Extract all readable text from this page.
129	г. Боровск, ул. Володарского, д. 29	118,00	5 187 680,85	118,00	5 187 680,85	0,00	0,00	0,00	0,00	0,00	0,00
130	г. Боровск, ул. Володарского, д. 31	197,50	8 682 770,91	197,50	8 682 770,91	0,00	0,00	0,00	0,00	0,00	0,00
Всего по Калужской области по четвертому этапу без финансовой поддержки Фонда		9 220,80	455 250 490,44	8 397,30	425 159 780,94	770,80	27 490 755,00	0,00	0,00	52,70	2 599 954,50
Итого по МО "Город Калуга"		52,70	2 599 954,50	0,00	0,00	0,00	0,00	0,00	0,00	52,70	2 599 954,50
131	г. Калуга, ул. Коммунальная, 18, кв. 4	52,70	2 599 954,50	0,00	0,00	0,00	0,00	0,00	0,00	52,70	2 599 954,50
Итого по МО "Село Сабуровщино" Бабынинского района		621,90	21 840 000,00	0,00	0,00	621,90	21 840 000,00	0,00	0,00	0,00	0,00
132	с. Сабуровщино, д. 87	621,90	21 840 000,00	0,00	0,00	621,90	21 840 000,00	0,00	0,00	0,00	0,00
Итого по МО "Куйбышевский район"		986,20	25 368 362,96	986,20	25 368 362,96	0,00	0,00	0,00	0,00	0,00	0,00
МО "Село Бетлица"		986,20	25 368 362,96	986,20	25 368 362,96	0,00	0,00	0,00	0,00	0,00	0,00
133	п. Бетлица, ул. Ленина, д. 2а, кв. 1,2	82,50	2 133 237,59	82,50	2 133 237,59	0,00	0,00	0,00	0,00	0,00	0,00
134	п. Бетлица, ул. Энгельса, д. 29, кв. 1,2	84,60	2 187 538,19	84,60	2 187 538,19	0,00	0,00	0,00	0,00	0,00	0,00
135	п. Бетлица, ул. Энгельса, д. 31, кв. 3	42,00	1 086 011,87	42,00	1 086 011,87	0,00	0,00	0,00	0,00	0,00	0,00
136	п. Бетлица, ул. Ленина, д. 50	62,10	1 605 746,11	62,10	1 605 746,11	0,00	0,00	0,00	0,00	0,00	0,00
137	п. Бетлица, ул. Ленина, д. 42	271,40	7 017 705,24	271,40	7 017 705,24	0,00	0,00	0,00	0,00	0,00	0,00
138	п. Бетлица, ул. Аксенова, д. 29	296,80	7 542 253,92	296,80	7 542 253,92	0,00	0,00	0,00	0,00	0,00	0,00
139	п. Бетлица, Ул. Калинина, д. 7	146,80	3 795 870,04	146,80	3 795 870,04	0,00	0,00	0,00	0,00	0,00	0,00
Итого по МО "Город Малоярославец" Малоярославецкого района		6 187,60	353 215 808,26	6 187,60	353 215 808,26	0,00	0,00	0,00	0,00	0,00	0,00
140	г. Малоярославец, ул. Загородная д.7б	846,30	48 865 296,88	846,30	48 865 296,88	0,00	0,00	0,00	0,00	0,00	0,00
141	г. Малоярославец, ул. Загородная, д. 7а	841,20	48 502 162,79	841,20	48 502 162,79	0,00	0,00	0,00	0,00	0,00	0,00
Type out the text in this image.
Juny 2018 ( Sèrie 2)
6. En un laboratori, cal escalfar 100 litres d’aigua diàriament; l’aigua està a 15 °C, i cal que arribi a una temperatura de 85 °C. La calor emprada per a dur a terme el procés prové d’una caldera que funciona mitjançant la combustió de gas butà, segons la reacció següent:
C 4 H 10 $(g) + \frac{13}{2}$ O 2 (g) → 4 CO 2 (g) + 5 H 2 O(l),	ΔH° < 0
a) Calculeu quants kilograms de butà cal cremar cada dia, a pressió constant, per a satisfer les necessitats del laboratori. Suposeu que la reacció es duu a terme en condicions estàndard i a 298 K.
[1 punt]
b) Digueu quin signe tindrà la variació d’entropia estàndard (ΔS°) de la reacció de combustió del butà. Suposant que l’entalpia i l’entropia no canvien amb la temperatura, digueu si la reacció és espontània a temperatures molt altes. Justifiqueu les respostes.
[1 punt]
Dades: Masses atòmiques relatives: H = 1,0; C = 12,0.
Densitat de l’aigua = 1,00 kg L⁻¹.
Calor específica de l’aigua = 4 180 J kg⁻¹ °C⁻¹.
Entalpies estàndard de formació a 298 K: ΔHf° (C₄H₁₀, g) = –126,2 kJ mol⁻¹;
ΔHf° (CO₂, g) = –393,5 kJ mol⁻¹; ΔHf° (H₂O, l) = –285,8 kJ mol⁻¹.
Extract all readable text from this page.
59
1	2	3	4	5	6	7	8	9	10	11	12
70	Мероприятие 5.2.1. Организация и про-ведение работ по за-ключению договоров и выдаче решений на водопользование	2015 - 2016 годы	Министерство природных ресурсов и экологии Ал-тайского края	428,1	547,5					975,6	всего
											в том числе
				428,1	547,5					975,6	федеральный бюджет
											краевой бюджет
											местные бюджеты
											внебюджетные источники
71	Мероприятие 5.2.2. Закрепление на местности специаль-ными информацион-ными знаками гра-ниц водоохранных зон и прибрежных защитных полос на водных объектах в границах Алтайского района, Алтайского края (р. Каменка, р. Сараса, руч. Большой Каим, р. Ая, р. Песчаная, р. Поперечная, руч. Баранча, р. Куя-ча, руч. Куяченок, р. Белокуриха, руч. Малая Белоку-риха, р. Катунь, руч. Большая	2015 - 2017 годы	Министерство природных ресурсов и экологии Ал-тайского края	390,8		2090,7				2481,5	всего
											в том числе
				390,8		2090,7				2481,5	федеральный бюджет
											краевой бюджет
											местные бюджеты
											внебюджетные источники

PROBLEM REQUIREMENTS: List the lines of the entries that include "Село".

WRITTEN ANSWER:
Итого по МО "Село Сабуровщино" Бабынинского района		621,90	21 840 000,00	0,00	0,00	621,90	21 840 000,00	0,00	0,00	0,00	0,00
МО "Село Бетлица"		986,20	25 368 362,96	986,20	25 368 362,96	0,00	0,00	0,00	0,00	0,00	0,00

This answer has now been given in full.